OBJECTIVE - Retype the full set of records. Keep every character identical.

SOURCE RECORDS -
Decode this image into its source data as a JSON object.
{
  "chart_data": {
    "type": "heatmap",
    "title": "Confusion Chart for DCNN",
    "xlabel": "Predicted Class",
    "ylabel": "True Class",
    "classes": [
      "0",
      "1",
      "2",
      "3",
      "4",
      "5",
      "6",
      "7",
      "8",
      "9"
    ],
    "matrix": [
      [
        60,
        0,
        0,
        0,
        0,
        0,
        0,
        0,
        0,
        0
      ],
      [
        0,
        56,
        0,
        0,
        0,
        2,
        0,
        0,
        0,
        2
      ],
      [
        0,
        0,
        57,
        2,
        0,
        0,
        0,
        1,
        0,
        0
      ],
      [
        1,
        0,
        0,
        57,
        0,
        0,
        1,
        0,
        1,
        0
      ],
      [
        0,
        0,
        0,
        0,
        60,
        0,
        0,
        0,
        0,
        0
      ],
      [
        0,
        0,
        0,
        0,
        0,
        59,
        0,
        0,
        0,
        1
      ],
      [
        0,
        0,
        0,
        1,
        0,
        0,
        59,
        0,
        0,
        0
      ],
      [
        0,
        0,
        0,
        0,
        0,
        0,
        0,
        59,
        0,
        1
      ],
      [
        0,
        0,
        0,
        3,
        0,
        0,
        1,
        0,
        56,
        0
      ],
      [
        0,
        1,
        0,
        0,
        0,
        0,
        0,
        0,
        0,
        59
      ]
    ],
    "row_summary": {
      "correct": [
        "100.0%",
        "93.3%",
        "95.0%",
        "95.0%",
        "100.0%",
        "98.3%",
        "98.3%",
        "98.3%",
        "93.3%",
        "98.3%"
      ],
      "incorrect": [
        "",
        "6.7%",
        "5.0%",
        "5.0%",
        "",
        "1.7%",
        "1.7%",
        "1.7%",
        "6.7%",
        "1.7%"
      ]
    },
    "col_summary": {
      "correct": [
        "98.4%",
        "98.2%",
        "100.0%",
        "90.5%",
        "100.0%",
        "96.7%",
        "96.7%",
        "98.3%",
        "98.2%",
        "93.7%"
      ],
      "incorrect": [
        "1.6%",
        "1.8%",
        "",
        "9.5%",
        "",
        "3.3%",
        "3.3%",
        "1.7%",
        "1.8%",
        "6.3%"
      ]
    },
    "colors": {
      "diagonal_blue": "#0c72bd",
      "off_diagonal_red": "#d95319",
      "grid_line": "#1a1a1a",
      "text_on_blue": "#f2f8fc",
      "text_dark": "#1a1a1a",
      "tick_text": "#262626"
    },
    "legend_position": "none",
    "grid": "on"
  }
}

ANSWER TO THE PROBLEM -
Decode this image into its source data as a JSON object.
{
  "chart_data": {
    "type": "heatmap",
    "title": "Confusion Chart for DCNN",
    "xlabel": "Predicted Class",
    "ylabel": "True Class",
    "classes": [
      "0",
      "1",
      "2",
      "3",
      "4",
      "5",
      "6",
      "7",
      "8",
      "9"
    ],
    "matrix": [
      [
        60,
        0,
        0,
        0,
        0,
        0,
        0,
        0,
        0,
        0
      ],
      [
        0,
        56,
        0,
        0,
        0,
        2,
        0,
        0,
        0,
        2
      ],
      [
        0,
        0,
        57,
        2,
        0,
        0,
        0,
        1,
        0,
        0
      ],
      [
        1,
        0,
        0,
        57,
        0,
        0,
        1,
        0,
        1,
        0
      ],
      [
        0,
        0,
        0,
        0,
        60,
        0,
        0,
        0,
        0,
        0
      ],
      [
        0,
        0,
        0,
        0,
        0,
        59,
        0,
        0,
        0,
        1
      ],
      [
        0,
        0,
        0,
        1,
        0,
        0,
        59,
        0,
        0,
        0
      ],
      [
        0,
        0,
        0,
        0,
        0,
        0,
        0,
        59,
        0,
        1
      ],
      [
        0,
        0,
        0,
        3,
        0,
        0,
        1,
        0,
        56,
        0
      ],
      [
        0,
        1,
        0,
        0,
        0,
        0,
        0,
        0,
        0,
        59
      ]
    ],
    "row_summary": {
      "correct": [
        "100.0%",
        "93.3%",
        "95.0%",
        "95.0%",
        "100.0%",
        "98.3%",
        "98.3%",
        "98.3%",
        "93.3%",
        "98.3%"
      ],
      "incorrect": [
        "",
        "6.7%",
        "5.0%",
        "5.0%",
        "",
        "1.7%",
        "1.7%",
        "1.7%",
        "6.7%",
        "1.7%"
      ]
    },
    "col_summary": {
      "correct": [
        "98.4%",
        "98.2%",
        "100.0%",
        "90.5%",
        "100.0%",
        "96.7%",
        "96.7%",
        "98.3%",
        "98.2%",
        "93.7%"
      ],
      "incorrect": [
        "1.6%",
        "1.8%",
        "",
        "9.5%",
        "",
        "3.3%",
        "3.3%",
        "1.7%",
        "1.8%",
        "6.3%"
      ]
    },
    "colors": {
      "diagonal_blue": "#0c72bd",
      "off_diagonal_red": "#d95319",
      "grid_line": "#1a1a1a",
      "text_on_blue": "#f2f8fc",
      "text_dark": "#1a1a1a",
      "tick_text": "#262626"
    },
    "legend_position": "none",
    "grid": "on"
  }
}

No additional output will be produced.